### What is required
Find the string "internal" in the listing and report every line that has it.

### Items
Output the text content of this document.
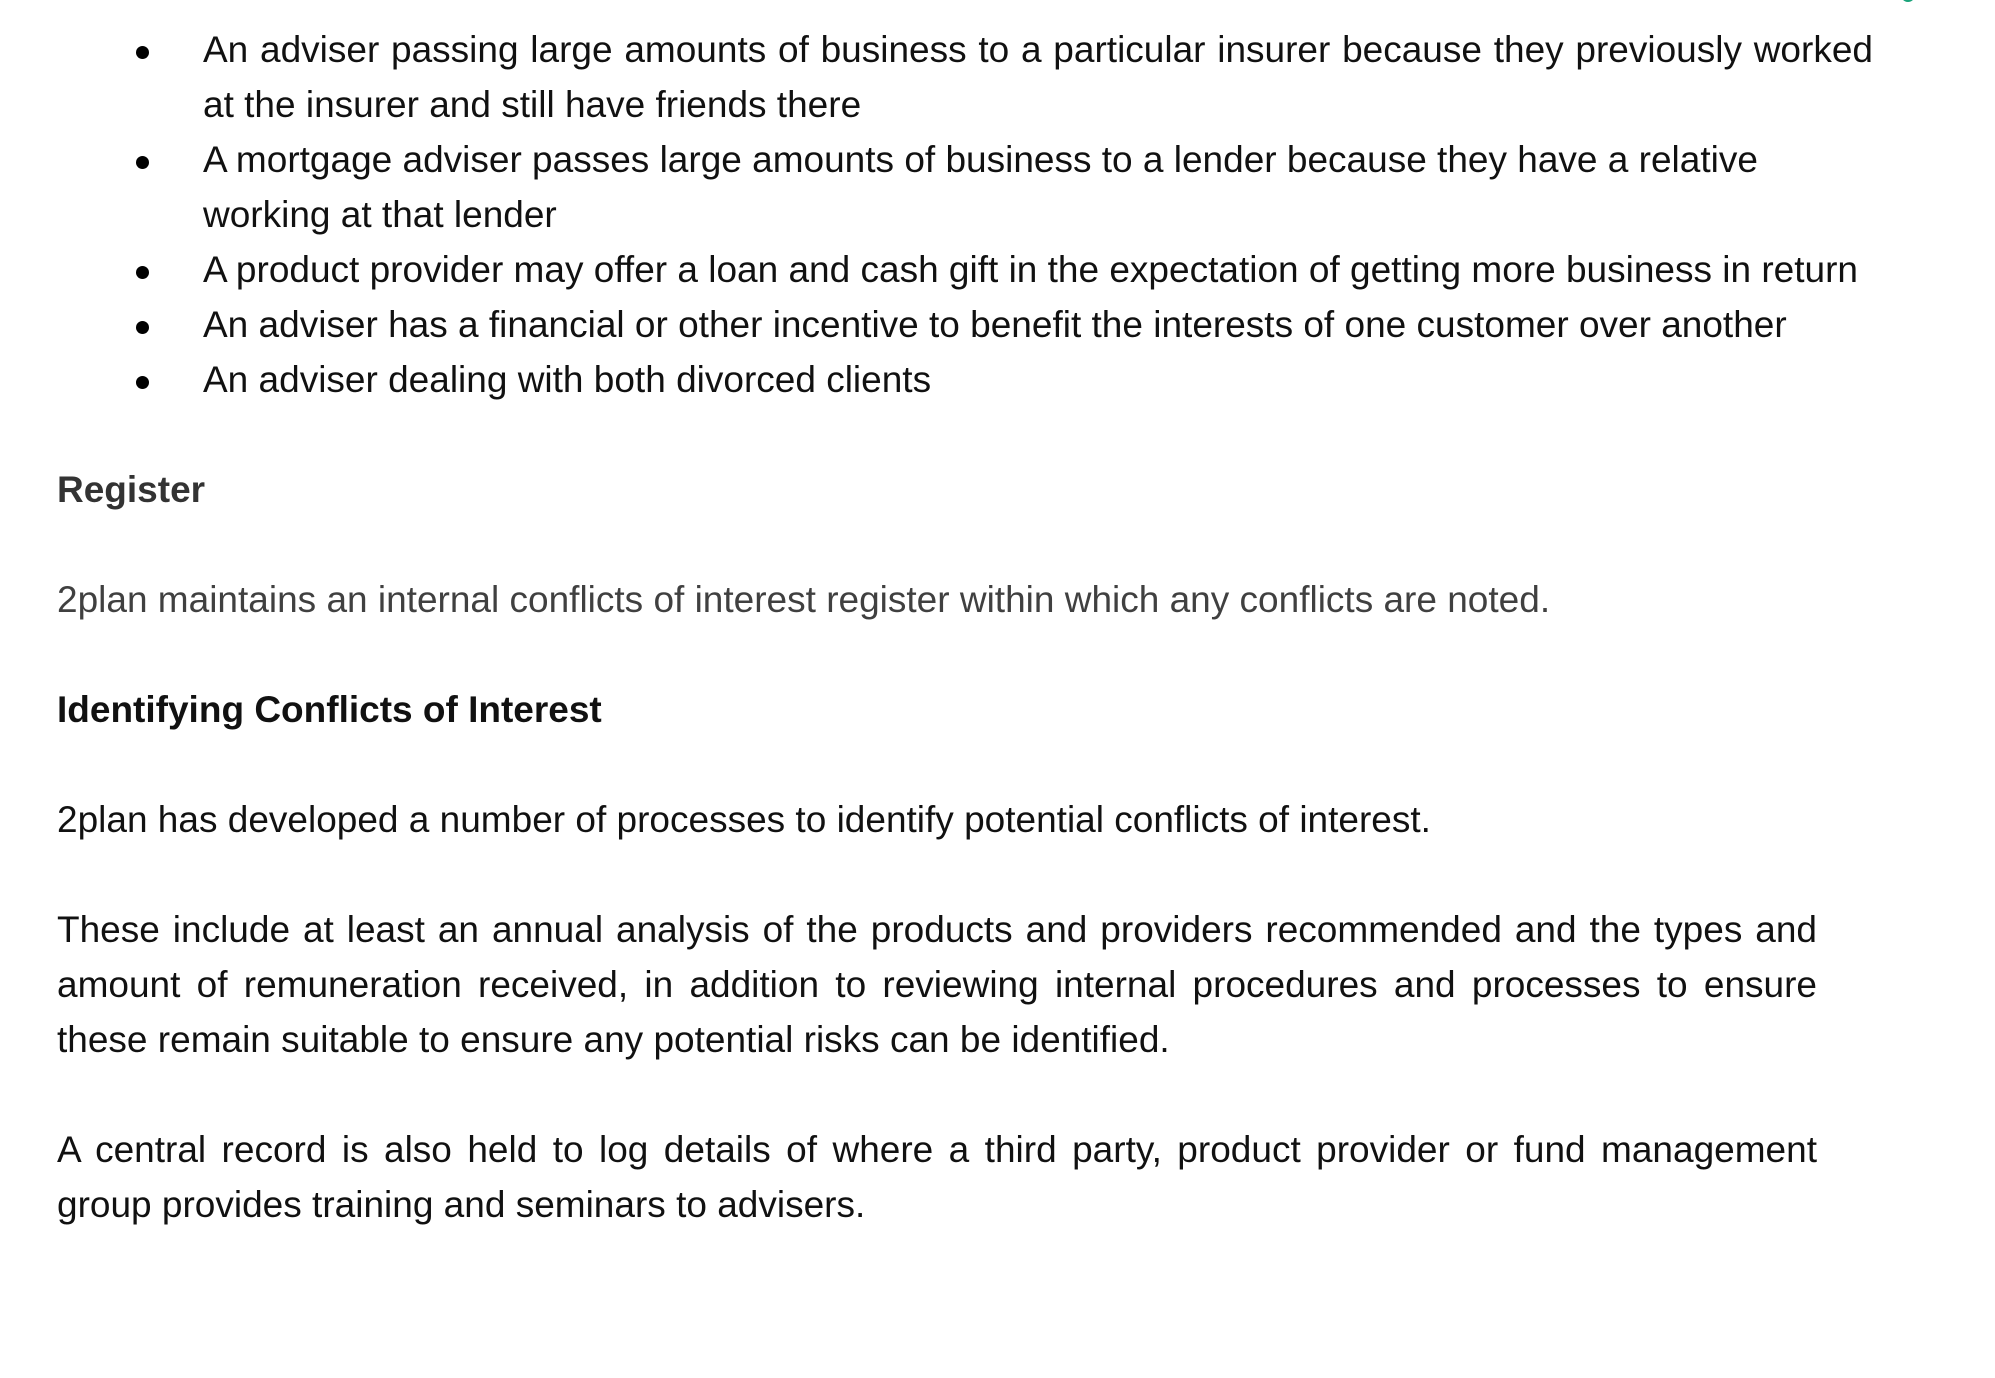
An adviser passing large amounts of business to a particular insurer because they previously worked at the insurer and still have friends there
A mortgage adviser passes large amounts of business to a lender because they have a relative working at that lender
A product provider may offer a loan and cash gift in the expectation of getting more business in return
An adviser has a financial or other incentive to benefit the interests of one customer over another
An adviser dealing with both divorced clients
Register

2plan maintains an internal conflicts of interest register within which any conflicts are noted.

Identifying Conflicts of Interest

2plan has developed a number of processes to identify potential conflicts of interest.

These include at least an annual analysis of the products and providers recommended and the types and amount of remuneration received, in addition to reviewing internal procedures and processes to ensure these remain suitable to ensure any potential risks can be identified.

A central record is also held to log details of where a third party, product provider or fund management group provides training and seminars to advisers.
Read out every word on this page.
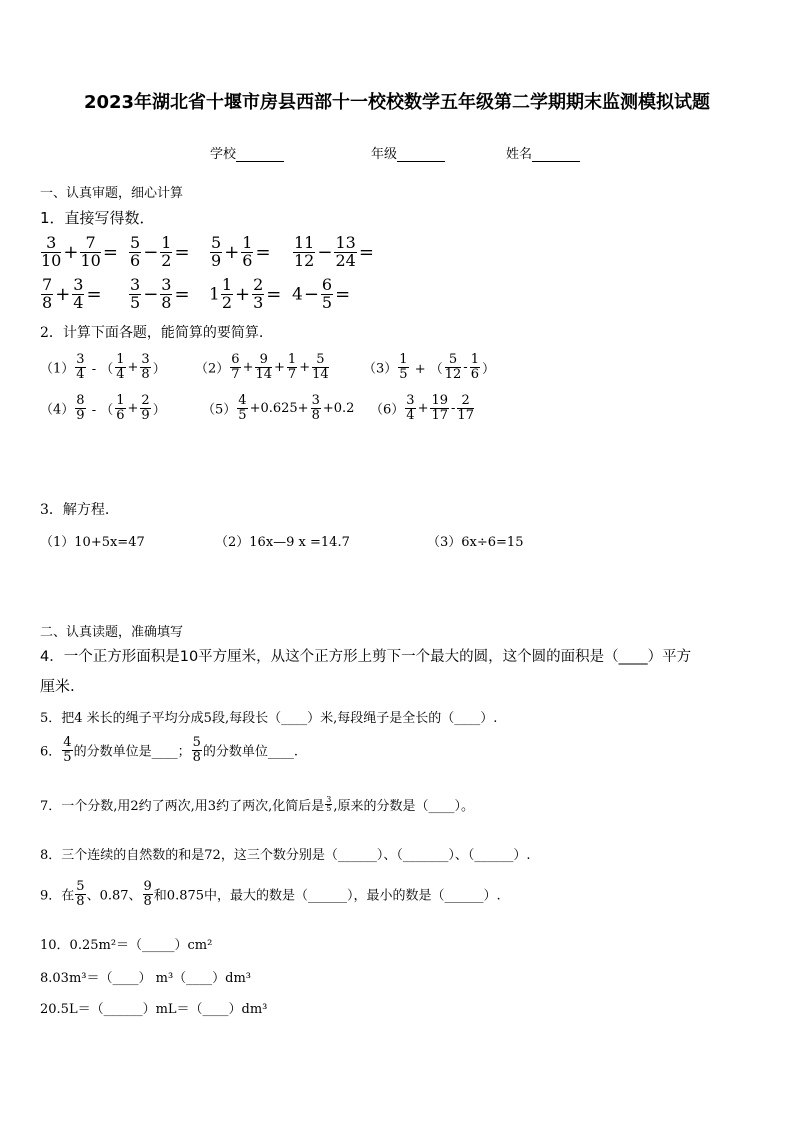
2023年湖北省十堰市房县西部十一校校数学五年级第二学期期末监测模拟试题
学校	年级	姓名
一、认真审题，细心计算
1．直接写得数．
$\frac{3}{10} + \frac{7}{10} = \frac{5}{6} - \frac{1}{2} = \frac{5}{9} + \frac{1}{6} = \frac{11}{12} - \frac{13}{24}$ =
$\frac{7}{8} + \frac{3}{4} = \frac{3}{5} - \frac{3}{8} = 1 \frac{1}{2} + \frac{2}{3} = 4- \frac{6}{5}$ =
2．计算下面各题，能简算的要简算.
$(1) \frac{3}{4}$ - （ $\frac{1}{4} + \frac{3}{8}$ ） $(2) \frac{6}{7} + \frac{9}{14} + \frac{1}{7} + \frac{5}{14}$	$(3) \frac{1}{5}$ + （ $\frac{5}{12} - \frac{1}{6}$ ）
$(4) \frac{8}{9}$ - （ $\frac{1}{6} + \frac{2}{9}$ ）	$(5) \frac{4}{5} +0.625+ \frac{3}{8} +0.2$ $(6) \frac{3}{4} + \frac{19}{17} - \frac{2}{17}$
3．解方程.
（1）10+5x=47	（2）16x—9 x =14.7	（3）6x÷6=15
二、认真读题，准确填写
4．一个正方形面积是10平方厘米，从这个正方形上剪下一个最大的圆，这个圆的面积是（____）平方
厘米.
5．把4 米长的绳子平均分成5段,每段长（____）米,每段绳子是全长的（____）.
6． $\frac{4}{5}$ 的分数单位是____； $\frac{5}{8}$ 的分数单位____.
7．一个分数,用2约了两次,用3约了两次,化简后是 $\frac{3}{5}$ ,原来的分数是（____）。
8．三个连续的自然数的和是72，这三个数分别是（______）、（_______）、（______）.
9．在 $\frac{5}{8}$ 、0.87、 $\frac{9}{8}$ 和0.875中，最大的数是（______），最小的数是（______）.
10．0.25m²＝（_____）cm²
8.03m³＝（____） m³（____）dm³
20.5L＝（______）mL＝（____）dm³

### Task output
2plan maintains an internal conflicts of interest register within which any conflicts are noted.
These include at least an annual analysis of the products and providers recommended and the types and amount of remuneration received, in addition to reviewing internal procedures and processes to ensure these remain suitable to ensure any potential risks can be identified.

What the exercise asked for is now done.